Directions for this task = Write out the stretch of lines from the start of the records through the line containing "x-tick-label: 2011 [223,409,256,428]", both ends included, and only those lines.

Element region listings:

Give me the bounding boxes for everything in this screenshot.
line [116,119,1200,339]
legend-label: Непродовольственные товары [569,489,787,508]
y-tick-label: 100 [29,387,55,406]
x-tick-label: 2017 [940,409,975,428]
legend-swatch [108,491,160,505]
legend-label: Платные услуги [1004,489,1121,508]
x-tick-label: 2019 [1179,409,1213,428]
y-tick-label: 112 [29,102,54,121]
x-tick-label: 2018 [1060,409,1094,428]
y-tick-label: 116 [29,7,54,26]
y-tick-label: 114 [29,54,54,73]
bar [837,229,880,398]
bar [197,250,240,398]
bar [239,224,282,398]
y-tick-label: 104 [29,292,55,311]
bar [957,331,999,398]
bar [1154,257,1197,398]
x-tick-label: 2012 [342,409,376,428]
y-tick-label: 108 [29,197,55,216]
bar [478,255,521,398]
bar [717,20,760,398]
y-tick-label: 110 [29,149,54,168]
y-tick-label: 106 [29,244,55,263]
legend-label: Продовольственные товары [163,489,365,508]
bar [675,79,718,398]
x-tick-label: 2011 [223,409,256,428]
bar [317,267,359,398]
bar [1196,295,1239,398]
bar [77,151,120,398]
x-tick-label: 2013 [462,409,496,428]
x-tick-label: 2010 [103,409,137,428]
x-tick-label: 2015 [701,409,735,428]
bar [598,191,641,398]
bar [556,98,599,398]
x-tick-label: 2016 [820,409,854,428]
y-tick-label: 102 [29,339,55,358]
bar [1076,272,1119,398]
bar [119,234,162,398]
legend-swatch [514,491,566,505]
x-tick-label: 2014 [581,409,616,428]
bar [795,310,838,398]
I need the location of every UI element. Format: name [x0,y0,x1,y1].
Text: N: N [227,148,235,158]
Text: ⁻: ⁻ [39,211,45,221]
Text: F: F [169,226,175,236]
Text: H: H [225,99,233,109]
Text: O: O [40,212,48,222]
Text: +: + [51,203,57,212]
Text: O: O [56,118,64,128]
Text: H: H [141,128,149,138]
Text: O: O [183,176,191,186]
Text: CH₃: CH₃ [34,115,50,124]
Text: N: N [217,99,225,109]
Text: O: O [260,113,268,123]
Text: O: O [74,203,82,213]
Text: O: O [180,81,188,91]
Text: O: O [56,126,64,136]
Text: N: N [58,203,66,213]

The reply =
Give me the bounding boxes for everything in this screenshot.
line [116,119,1200,339]
legend-label: Непродовольственные товары [569,489,787,508]
y-tick-label: 100 [29,387,55,406]
x-tick-label: 2017 [940,409,975,428]
legend-swatch [108,491,160,505]
legend-label: Платные услуги [1004,489,1121,508]
x-tick-label: 2019 [1179,409,1213,428]
y-tick-label: 112 [29,102,54,121]
x-tick-label: 2018 [1060,409,1094,428]
y-tick-label: 116 [29,7,54,26]
y-tick-label: 114 [29,54,54,73]
bar [837,229,880,398]
bar [197,250,240,398]
bar [239,224,282,398]
y-tick-label: 104 [29,292,55,311]
bar [957,331,999,398]
bar [1154,257,1197,398]
x-tick-label: 2012 [342,409,376,428]
y-tick-label: 108 [29,197,55,216]
bar [478,255,521,398]
bar [717,20,760,398]
y-tick-label: 110 [29,149,54,168]
y-tick-label: 106 [29,244,55,263]
legend-label: Продовольственные товары [163,489,365,508]
bar [675,79,718,398]
x-tick-label: 2011 [223,409,256,428]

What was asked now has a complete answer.